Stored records
____________
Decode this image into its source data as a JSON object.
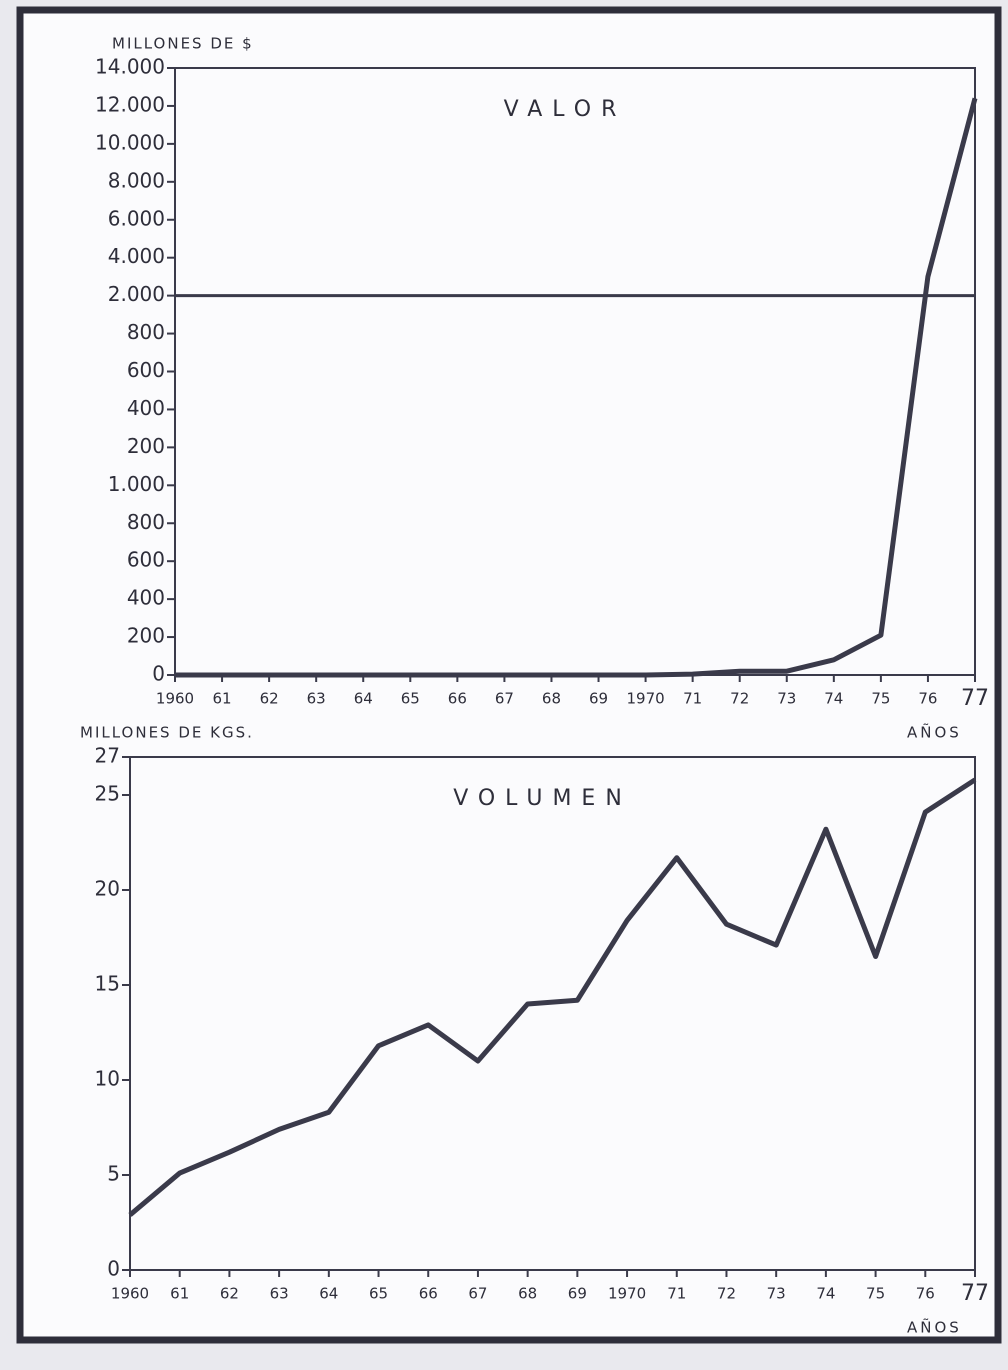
{
  "chart_data": [
    {
      "type": "line",
      "title": "VALOR",
      "y_label": "MILLONES DE $",
      "x_label": "AÑOS",
      "categories": [
        "1960",
        "61",
        "62",
        "63",
        "64",
        "65",
        "66",
        "67",
        "68",
        "69",
        "1970",
        "71",
        "72",
        "73",
        "74",
        "75",
        "76",
        "77"
      ],
      "values": [
        0,
        0,
        0,
        0,
        0,
        0,
        0,
        0,
        0,
        0,
        0,
        5,
        20,
        20,
        80,
        210,
        3000,
        12400
      ],
      "color": "#3a3a4a",
      "scale": "broken",
      "ylim": [
        0,
        14000
      ],
      "yticks": [
        0,
        200,
        400,
        600,
        800,
        {
          "value": 1000,
          "label": "1.000"
        },
        {
          "value": 1200,
          "label": "200"
        },
        {
          "value": 1400,
          "label": "400"
        },
        {
          "value": 1600,
          "label": "600"
        },
        {
          "value": 1800,
          "label": "800"
        },
        {
          "value": 2000,
          "label": "2.000"
        },
        {
          "value": 4000,
          "label": "4.000"
        },
        {
          "value": 6000,
          "label": "6.000"
        },
        {
          "value": 8000,
          "label": "8.000"
        },
        {
          "value": 10000,
          "label": "10.000"
        },
        {
          "value": 12000,
          "label": "12.000"
        },
        {
          "value": 14000,
          "label": "14.000"
        }
      ]
    },
    {
      "type": "line",
      "title": "VOLUMEN",
      "y_label": "MILLONES DE KGS.",
      "x_label": "AÑOS",
      "categories": [
        "1960",
        "61",
        "62",
        "63",
        "64",
        "65",
        "66",
        "67",
        "68",
        "69",
        "1970",
        "71",
        "72",
        "73",
        "74",
        "75",
        "76",
        "77"
      ],
      "values": [
        2.9,
        5.1,
        6.2,
        7.4,
        8.3,
        11.8,
        12.9,
        11,
        14,
        14.2,
        18.4,
        21.7,
        18.2,
        17.1,
        23.2,
        16.5,
        24.1,
        25.8
      ],
      "color": "#3a3a4a",
      "ylim": [
        0,
        27
      ],
      "yticks": [
        0,
        5,
        10,
        15,
        20,
        25,
        27
      ]
    }
  ]
}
____________
→ **EXERCISE AIM**: With the pictures omitted, reproduce the records in full and exactly.

→ **THE ANSWER**:
Decode this image into its source data as a JSON object.
{
  "chart_data": [
    {
      "type": "line",
      "title": "VALOR",
      "y_label": "MILLONES DE $",
      "x_label": "AÑOS",
      "categories": [
        "1960",
        "61",
        "62",
        "63",
        "64",
        "65",
        "66",
        "67",
        "68",
        "69",
        "1970",
        "71",
        "72",
        "73",
        "74",
        "75",
        "76",
        "77"
      ],
      "values": [
        0,
        0,
        0,
        0,
        0,
        0,
        0,
        0,
        0,
        0,
        0,
        5,
        20,
        20,
        80,
        210,
        3000,
        12400
      ],
      "color": "#3a3a4a",
      "scale": "broken",
      "ylim": [
        0,
        14000
      ],
      "yticks": [
        0,
        200,
        400,
        600,
        800,
        {
          "value": 1000,
          "label": "1.000"
        },
        {
          "value": 1200,
          "label": "200"
        },
        {
          "value": 1400,
          "label": "400"
        },
        {
          "value": 1600,
          "label": "600"
        },
        {
          "value": 1800,
          "label": "800"
        },
        {
          "value": 2000,
          "label": "2.000"
        },
        {
          "value": 4000,
          "label": "4.000"
        },
        {
          "value": 6000,
          "label": "6.000"
        },
        {
          "value": 8000,
          "label": "8.000"
        },
        {
          "value": 10000,
          "label": "10.000"
        },
        {
          "value": 12000,
          "label": "12.000"
        },
        {
          "value": 14000,
          "label": "14.000"
        }
      ]
    },
    {
      "type": "line",
      "title": "VOLUMEN",
      "y_label": "MILLONES DE KGS.",
      "x_label": "AÑOS",
      "categories": [
        "1960",
        "61",
        "62",
        "63",
        "64",
        "65",
        "66",
        "67",
        "68",
        "69",
        "1970",
        "71",
        "72",
        "73",
        "74",
        "75",
        "76",
        "77"
      ],
      "values": [
        2.9,
        5.1,
        6.2,
        7.4,
        8.3,
        11.8,
        12.9,
        11,
        14,
        14.2,
        18.4,
        21.7,
        18.2,
        17.1,
        23.2,
        16.5,
        24.1,
        25.8
      ],
      "color": "#3a3a4a",
      "ylim": [
        0,
        27
      ],
      "yticks": [
        0,
        5,
        10,
        15,
        20,
        25,
        27
      ]
    }
  ]
}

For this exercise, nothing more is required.